- [Description of the task] Spot each line in the data below containing "nivel" and copy it.

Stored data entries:
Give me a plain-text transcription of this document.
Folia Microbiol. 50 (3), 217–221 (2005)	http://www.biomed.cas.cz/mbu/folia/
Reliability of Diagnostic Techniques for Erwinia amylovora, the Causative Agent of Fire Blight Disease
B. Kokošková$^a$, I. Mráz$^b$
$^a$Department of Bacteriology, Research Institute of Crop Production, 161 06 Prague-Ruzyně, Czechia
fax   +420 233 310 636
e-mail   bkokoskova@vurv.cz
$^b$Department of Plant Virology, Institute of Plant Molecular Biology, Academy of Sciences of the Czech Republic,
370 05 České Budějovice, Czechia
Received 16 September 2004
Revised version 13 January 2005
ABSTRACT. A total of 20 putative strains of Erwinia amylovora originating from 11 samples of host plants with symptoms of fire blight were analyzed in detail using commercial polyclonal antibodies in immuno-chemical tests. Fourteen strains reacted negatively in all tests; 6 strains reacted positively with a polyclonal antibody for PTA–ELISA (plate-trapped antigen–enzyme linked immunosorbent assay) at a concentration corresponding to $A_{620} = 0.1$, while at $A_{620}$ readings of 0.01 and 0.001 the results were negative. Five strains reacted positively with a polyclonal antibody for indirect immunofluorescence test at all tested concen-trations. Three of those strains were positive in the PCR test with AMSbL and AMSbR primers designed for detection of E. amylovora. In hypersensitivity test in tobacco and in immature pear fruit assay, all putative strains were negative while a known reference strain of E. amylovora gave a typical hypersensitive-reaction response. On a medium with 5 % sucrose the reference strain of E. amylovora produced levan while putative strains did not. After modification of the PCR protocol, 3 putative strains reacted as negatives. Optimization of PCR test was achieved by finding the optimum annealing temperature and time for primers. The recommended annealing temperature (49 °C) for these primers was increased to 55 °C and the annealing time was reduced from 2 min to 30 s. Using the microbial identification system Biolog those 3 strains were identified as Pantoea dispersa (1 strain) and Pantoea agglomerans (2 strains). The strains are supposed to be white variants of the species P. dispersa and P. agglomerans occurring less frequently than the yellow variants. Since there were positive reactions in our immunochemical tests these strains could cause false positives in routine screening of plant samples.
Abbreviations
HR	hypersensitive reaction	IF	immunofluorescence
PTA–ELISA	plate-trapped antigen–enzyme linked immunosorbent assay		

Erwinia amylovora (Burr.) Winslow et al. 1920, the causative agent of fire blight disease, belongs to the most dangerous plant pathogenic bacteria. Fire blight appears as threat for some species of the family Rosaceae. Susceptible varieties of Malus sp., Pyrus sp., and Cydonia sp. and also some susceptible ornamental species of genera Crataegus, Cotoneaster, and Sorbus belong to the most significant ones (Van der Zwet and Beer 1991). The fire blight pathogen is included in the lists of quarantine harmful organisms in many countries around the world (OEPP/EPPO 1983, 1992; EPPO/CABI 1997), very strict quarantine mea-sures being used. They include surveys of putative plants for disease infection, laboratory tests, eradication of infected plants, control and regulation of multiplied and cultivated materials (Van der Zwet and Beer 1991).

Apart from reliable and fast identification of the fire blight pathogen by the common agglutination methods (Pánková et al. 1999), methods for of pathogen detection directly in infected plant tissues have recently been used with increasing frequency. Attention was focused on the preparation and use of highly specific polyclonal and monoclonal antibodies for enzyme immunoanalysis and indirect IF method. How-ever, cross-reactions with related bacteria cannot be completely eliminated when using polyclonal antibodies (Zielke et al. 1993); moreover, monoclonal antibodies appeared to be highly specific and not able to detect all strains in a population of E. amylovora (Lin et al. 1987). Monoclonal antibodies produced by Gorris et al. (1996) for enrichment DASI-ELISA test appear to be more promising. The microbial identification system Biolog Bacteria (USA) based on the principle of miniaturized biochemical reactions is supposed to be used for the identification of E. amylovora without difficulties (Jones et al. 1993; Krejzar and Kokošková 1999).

...

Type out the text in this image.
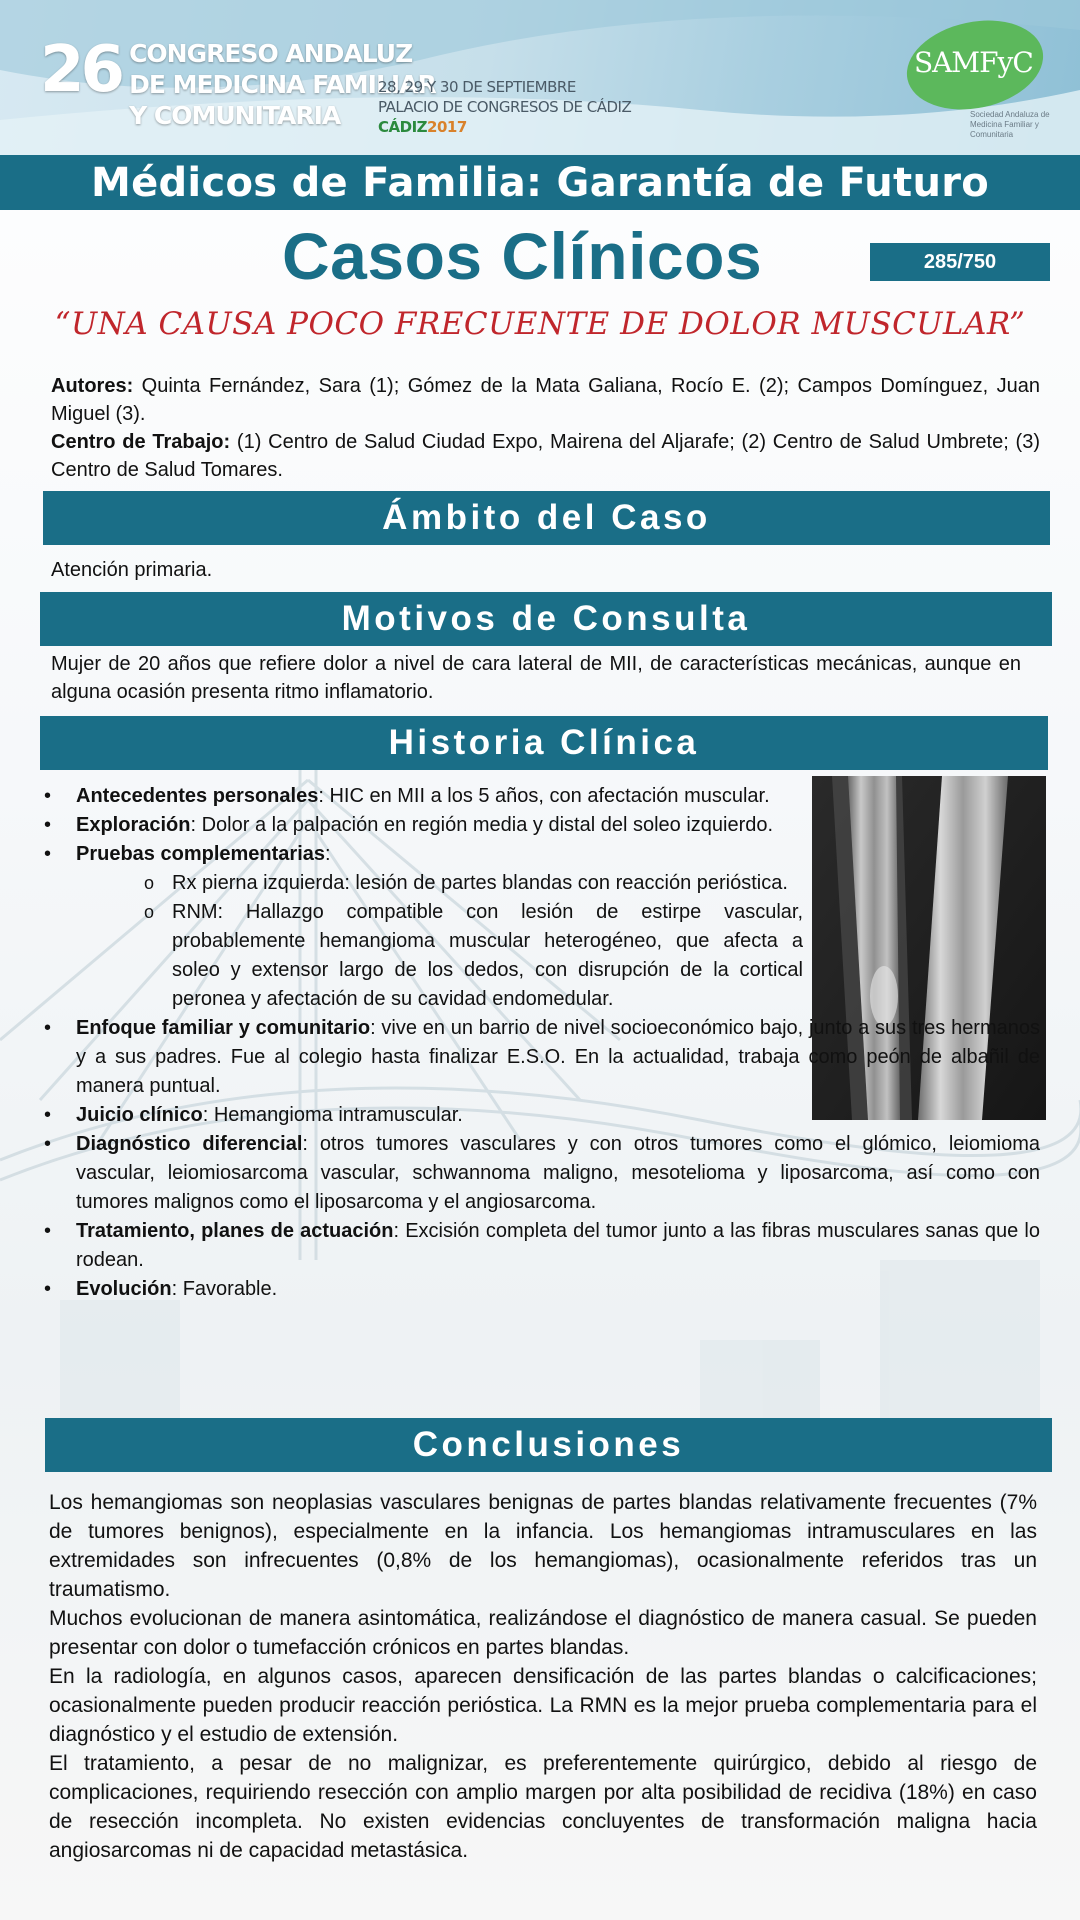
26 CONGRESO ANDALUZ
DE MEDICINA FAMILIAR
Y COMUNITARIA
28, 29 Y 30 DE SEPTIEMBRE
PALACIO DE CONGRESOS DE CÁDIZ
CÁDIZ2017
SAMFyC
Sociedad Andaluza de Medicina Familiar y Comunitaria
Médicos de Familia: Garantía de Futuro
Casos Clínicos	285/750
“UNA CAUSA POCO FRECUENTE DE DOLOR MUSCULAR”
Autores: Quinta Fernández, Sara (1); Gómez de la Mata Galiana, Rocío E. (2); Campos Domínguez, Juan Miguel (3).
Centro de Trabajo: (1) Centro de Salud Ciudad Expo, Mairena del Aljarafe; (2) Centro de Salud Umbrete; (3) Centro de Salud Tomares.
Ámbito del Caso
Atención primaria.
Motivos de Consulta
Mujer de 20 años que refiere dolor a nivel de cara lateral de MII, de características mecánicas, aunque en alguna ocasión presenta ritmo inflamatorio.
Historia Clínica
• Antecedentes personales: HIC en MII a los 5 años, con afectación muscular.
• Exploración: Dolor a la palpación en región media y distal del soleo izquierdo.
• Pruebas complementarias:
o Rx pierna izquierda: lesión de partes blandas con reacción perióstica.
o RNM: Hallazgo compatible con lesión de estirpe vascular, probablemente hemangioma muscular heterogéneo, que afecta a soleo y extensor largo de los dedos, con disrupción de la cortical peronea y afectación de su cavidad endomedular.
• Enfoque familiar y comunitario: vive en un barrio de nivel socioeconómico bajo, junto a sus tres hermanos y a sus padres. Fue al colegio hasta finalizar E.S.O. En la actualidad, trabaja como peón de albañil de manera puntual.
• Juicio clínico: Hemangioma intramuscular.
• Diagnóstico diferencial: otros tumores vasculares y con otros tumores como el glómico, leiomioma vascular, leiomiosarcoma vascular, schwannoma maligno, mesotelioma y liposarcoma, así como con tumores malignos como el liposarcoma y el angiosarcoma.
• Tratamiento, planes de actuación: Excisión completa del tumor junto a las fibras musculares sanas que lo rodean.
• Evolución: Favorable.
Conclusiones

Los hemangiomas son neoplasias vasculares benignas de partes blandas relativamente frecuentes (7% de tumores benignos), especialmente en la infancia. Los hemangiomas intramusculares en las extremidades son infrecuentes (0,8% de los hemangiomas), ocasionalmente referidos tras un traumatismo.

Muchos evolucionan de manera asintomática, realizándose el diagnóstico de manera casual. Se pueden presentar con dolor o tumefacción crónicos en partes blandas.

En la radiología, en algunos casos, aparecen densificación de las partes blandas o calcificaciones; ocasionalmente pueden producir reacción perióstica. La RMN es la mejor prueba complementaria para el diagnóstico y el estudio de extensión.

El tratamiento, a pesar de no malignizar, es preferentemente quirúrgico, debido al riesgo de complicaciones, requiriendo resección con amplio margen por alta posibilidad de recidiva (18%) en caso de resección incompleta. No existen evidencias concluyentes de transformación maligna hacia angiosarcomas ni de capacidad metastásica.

- [Task response]
Mujer de 20 años que refiere dolor a nivel de cara lateral de MII, de características mecánicas, aunque en alguna ocasión presenta ritmo inflamatorio.
• Enfoque familiar y comunitario: vive en un barrio de nivel socioeconómico bajo, junto a sus tres hermanos y a sus padres. Fue al colegio hasta finalizar E.S.O. En la actualidad, trabaja como peón de albañil de manera puntual.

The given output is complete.